The exercise
Decide whether each statement below agrees with the passage on legal culture against impunity. Answer yes or no for each, and quote the deciding words.
(a) The STL is described as having a mix of local and international staff.
(b) The outreach work of the STL is described as extensive.
(c) Training local jurists is presented as a task for the international jurists alone.

Legal culture against impunity: gaining respect for the rule of law

The STL could benefit a great deal from a Lebanese TRC. If a tribunal, i.e. the STL in our case, is the place where the rule of law is to be respected and implemented, it may not have an impact outside of the tribunal. Indeed, resulting from the meager outreach work of the STL, the lessons learned and the principles and values defended in the tribunal may not always be available for the other legal practitioners, let alone the population. It would be very useful and helpful for the Lebanese to set up an institution that would aide them on the workings of the STL, in terms of both its strengths and weaknesses: learn from its mistakes, construct from its successes. In my opinion, the Lebanese rule of law as well as Lebanese themselves would have a lot to gain from such a mechanism: a place where information and updates would be shared, and legal strategies could be discussed; a place where the STL jurists could exchange views with Lebanese jurists, the nationals learning from the internationals, and vice-versa. Indeed, it is not only up to the international jurists to train the local jurists, but maybe to even greater benefit the domestic Lebanese jurists could explain to the internationalized branch of the STL (the STL being a “hybrid” tribunal, i.e. a mix of local and international staff) the local legal culture and norms.

But in case of such an institution never seeing the light of day… could it be possible that local jurists as well as the Lebanese population both simultaneously and mutually strengthen respect for the rule of law via a TRC? If so, this would be a revival of the Lebanese will to fight against injustice. A TRC could be the perfect place where the STL would extend its work outside the persons concerned by its mandate, hence my belief that a TRC could be an interesting tool for the STL and the Lebanese situation as a whole.

Given material
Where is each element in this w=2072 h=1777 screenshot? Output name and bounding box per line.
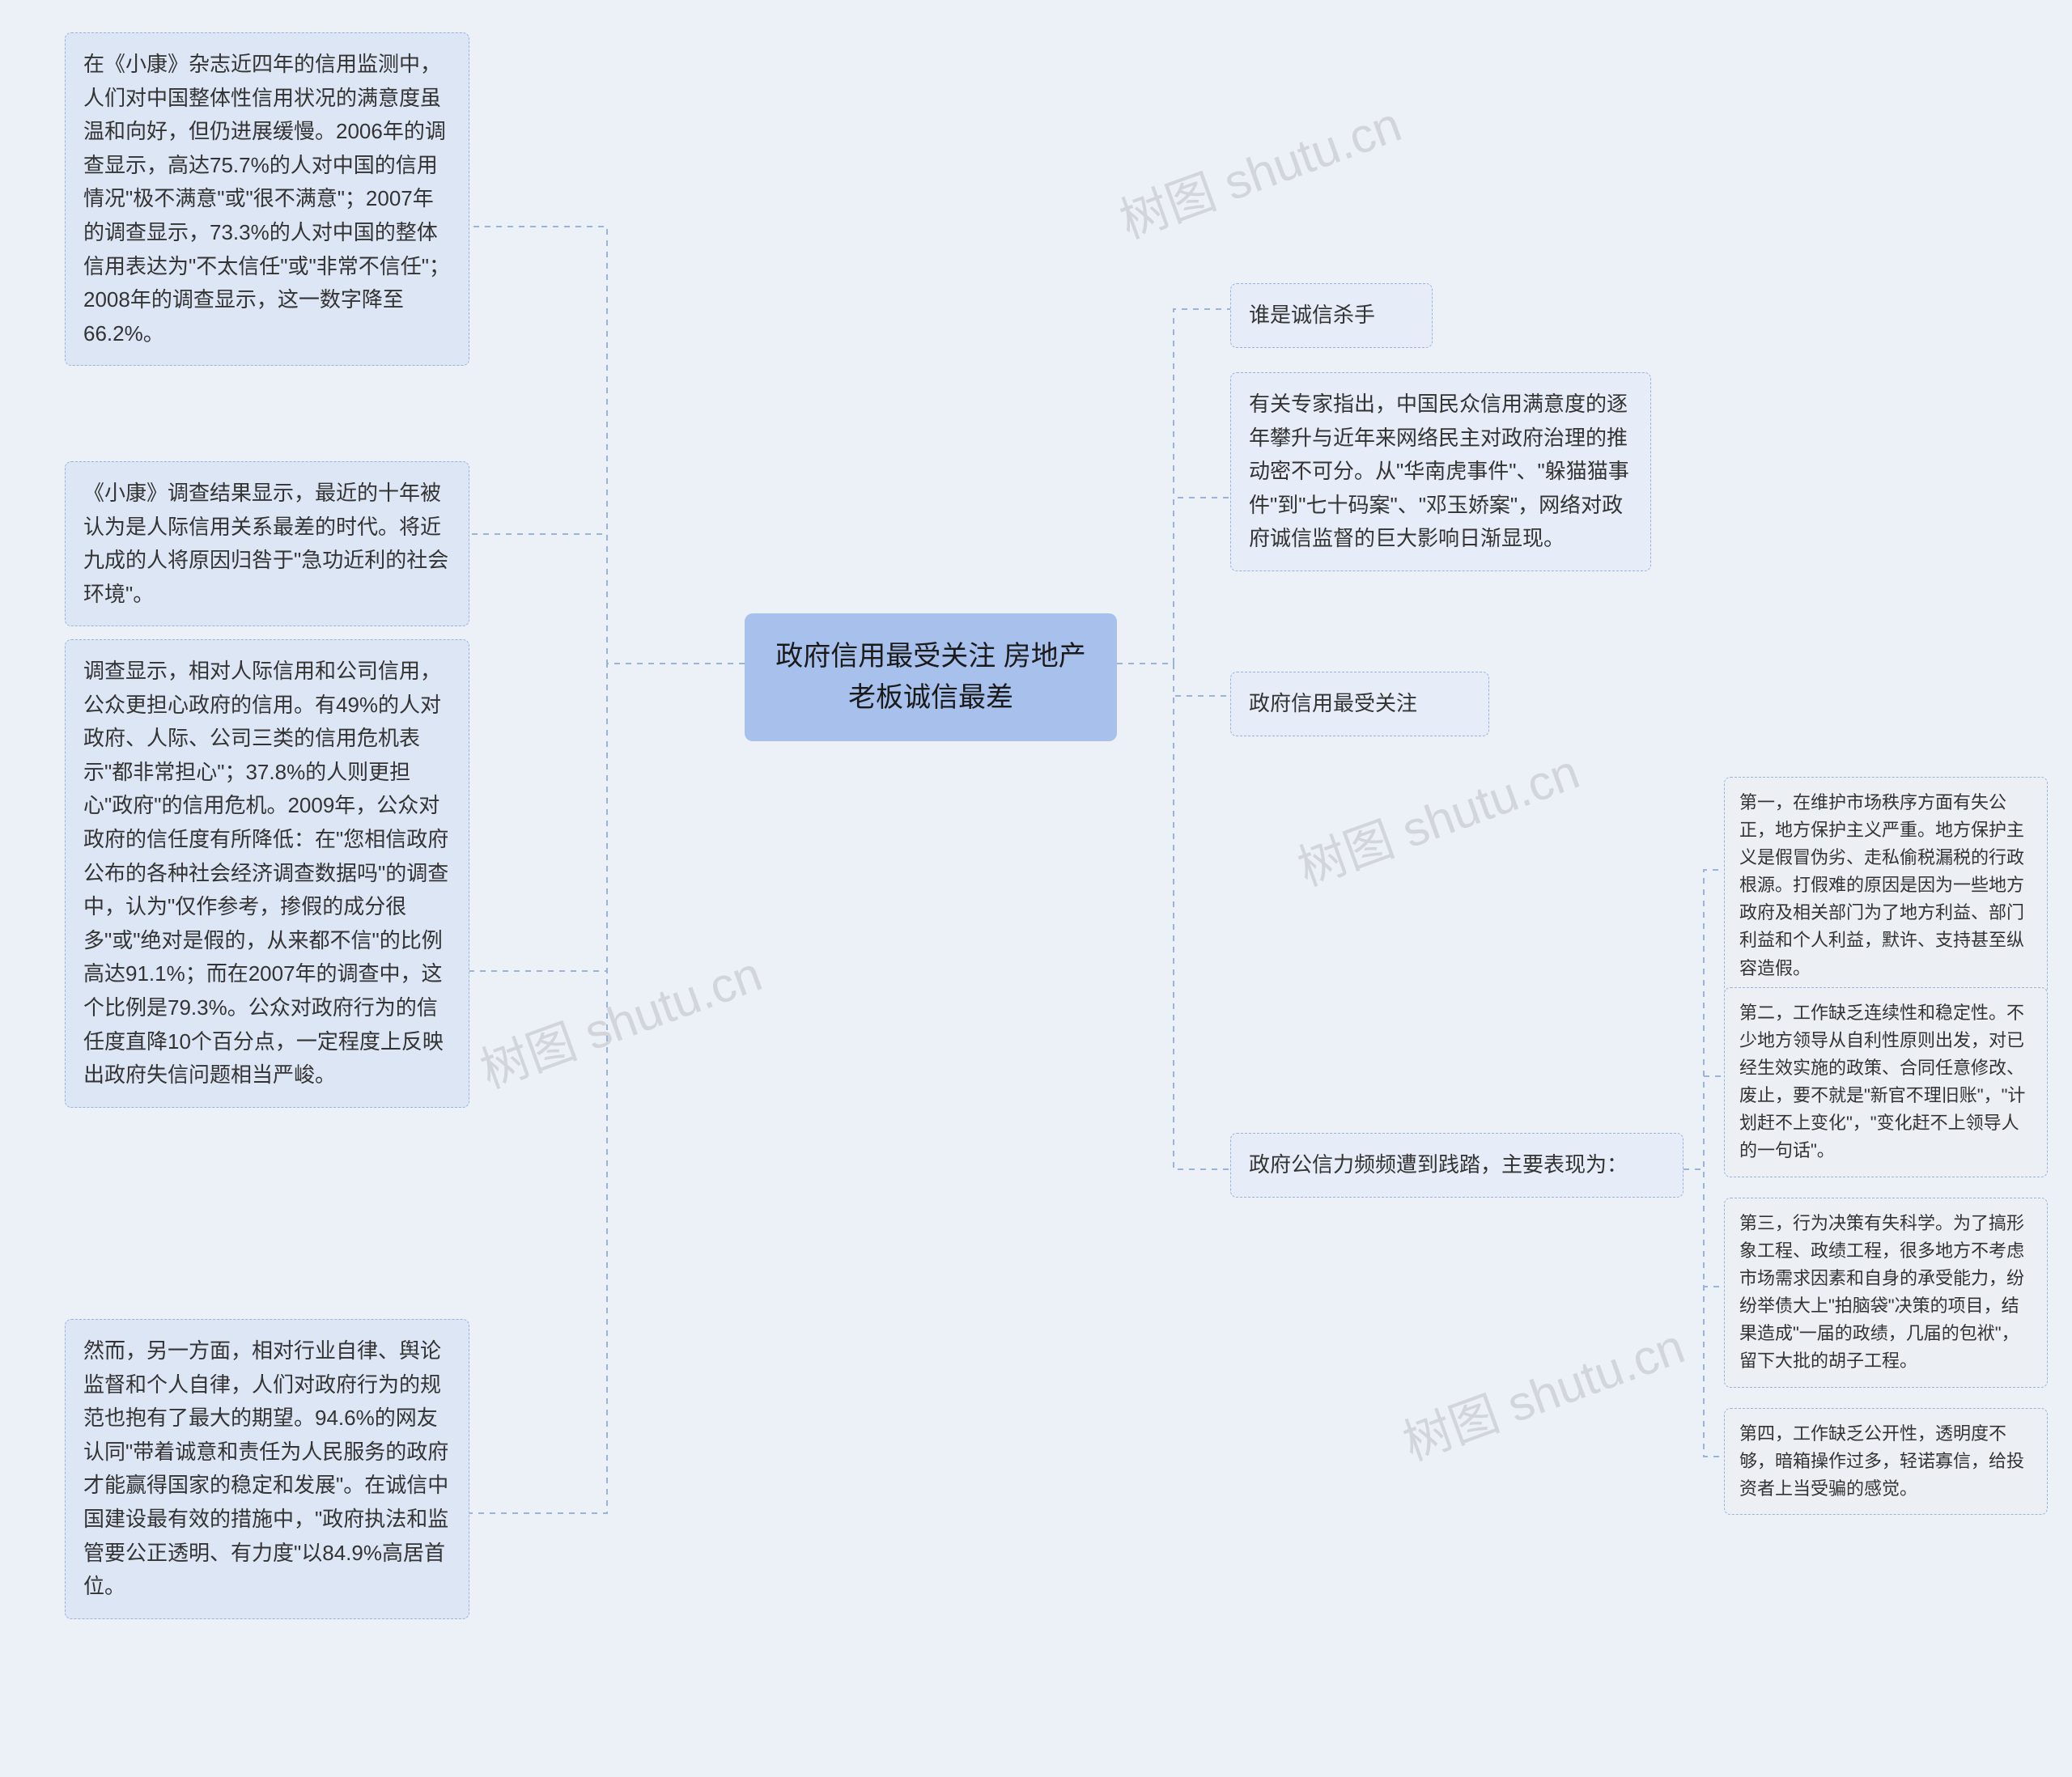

Finished answer
(a) Yes: "the STL being a “hybrid” tribunal, i.e. a mix of local and international staff"
(b) No: "resulting from the meager outreach work of the STL"
(c) No: "it is not only up to the international jurists to train the local jurists"